** Goal **
Copy every line from the material below that holds "Capacidad".

** Supplied records **
>>>
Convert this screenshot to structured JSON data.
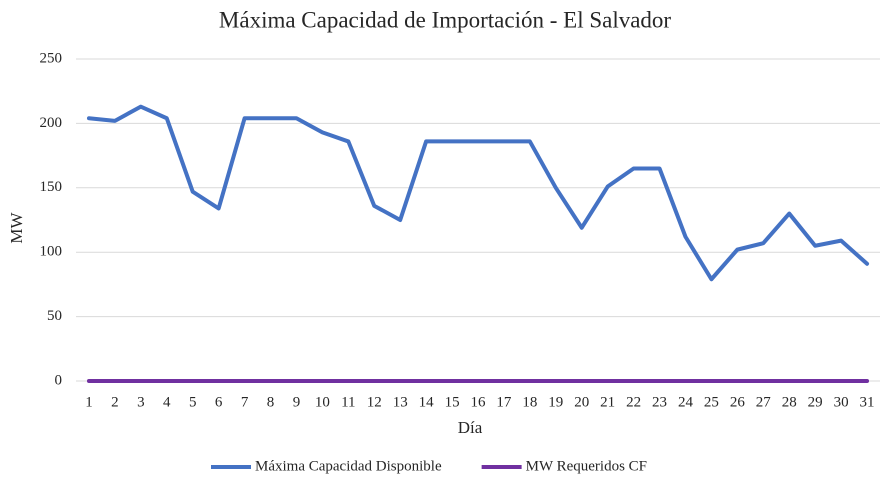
{
  "chart_data": {
    "type": "line",
    "title": "Máxima Capacidad de Importación - El Salvador",
    "x_label": "Día",
    "y_label": "MW",
    "categories": [
      "1",
      "2",
      "3",
      "4",
      "5",
      "6",
      "7",
      "8",
      "9",
      "10",
      "11",
      "12",
      "13",
      "14",
      "15",
      "16",
      "17",
      "18",
      "19",
      "20",
      "21",
      "22",
      "23",
      "24",
      "25",
      "26",
      "27",
      "28",
      "29",
      "30",
      "31"
    ],
    "series": [
      {
        "name": "Máxima Capacidad Disponible",
        "color": "#4472c4",
        "values": [
          204,
          202,
          213,
          204,
          147,
          134,
          204,
          204,
          204,
          193,
          186,
          136,
          125,
          186,
          186,
          186,
          186,
          186,
          150,
          119,
          151,
          165,
          165,
          112,
          79,
          102,
          107,
          130,
          105,
          109,
          91
        ]
      },
      {
        "name": "MW Requeridos CF",
        "color": "#7030a0",
        "values": [
          0,
          0,
          0,
          0,
          0,
          0,
          0,
          0,
          0,
          0,
          0,
          0,
          0,
          0,
          0,
          0,
          0,
          0,
          0,
          0,
          0,
          0,
          0,
          0,
          0,
          0,
          0,
          0,
          0,
          0,
          0
        ]
      }
    ],
    "ylim": [
      0,
      250
    ],
    "yticks": [
      0,
      50,
      100,
      150,
      200,
      250
    ],
    "grid": true,
    "legend": "bottom"
  }
}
<<<
** Result for this exercise **
    "title": "Máxima Capacidad de Importación - El Salvador",
        "name": "Máxima Capacidad Disponible",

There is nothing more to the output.